▸ What is needed: Scan the records for the string "BALADE"; copy each line where it occurs.

|---|

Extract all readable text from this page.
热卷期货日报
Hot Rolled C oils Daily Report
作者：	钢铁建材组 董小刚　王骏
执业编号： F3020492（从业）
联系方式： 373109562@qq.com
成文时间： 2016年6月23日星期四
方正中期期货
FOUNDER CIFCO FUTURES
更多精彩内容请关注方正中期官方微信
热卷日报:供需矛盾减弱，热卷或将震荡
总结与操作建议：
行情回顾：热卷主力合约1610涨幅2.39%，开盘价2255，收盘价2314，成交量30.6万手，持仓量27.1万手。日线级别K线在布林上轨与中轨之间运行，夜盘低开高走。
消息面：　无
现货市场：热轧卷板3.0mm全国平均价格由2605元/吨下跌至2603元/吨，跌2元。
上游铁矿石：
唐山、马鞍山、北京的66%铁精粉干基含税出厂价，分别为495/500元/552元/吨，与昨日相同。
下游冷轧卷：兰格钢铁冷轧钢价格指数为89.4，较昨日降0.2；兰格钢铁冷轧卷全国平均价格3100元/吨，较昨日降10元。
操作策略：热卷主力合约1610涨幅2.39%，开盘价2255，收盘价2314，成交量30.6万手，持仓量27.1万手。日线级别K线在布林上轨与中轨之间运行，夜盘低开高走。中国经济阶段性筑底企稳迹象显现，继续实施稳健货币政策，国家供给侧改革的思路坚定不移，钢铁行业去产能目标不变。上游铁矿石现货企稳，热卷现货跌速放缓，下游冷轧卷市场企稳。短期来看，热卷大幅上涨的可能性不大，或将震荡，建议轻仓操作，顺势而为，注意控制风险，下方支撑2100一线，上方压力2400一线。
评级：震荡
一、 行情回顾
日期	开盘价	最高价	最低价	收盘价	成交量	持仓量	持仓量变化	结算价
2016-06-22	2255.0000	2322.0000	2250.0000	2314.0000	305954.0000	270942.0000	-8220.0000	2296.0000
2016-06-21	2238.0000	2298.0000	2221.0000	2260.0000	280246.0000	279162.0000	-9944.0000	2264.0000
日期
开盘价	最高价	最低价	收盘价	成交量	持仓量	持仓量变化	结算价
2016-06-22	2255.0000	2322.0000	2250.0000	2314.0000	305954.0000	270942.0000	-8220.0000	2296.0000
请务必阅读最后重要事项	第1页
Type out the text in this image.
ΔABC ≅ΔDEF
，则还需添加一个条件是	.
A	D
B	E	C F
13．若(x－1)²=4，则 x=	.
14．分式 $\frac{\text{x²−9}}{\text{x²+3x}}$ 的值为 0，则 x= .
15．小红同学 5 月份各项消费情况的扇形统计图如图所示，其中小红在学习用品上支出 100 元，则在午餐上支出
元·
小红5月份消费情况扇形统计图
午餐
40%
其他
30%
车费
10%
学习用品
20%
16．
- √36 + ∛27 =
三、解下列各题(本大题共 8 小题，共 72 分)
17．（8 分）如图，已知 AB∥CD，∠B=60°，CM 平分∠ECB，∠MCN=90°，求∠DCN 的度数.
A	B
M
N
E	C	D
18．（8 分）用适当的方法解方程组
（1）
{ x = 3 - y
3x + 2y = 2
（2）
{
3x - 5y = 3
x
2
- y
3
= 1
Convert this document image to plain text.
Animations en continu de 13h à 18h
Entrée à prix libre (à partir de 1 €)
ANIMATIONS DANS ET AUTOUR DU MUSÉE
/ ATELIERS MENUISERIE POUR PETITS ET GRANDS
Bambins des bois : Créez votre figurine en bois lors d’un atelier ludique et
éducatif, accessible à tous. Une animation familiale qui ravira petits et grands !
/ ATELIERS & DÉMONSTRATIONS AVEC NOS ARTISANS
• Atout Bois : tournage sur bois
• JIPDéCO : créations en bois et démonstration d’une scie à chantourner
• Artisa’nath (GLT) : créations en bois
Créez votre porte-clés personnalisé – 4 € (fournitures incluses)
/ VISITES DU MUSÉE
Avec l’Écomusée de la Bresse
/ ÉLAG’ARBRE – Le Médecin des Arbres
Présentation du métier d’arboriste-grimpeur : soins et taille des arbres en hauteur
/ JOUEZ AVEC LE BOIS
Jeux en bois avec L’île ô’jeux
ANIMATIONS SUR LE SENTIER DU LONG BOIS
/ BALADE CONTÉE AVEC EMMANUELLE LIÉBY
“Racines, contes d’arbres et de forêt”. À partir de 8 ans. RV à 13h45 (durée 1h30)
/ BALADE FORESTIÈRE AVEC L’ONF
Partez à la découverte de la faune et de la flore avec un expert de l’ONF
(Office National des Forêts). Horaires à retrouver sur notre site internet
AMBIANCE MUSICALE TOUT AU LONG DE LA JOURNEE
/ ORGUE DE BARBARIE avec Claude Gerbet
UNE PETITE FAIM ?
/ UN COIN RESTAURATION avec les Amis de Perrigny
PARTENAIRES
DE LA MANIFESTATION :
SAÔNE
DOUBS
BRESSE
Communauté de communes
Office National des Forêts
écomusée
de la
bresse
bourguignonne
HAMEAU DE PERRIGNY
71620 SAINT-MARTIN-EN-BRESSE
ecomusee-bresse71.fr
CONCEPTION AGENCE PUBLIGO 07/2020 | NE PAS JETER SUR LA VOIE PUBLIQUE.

|---|

▸ Right answer:
/ BALADE CONTÉE AVEC EMMANUELLE LIÉBY
/ BALADE FORESTIÈRE AVEC L’ONF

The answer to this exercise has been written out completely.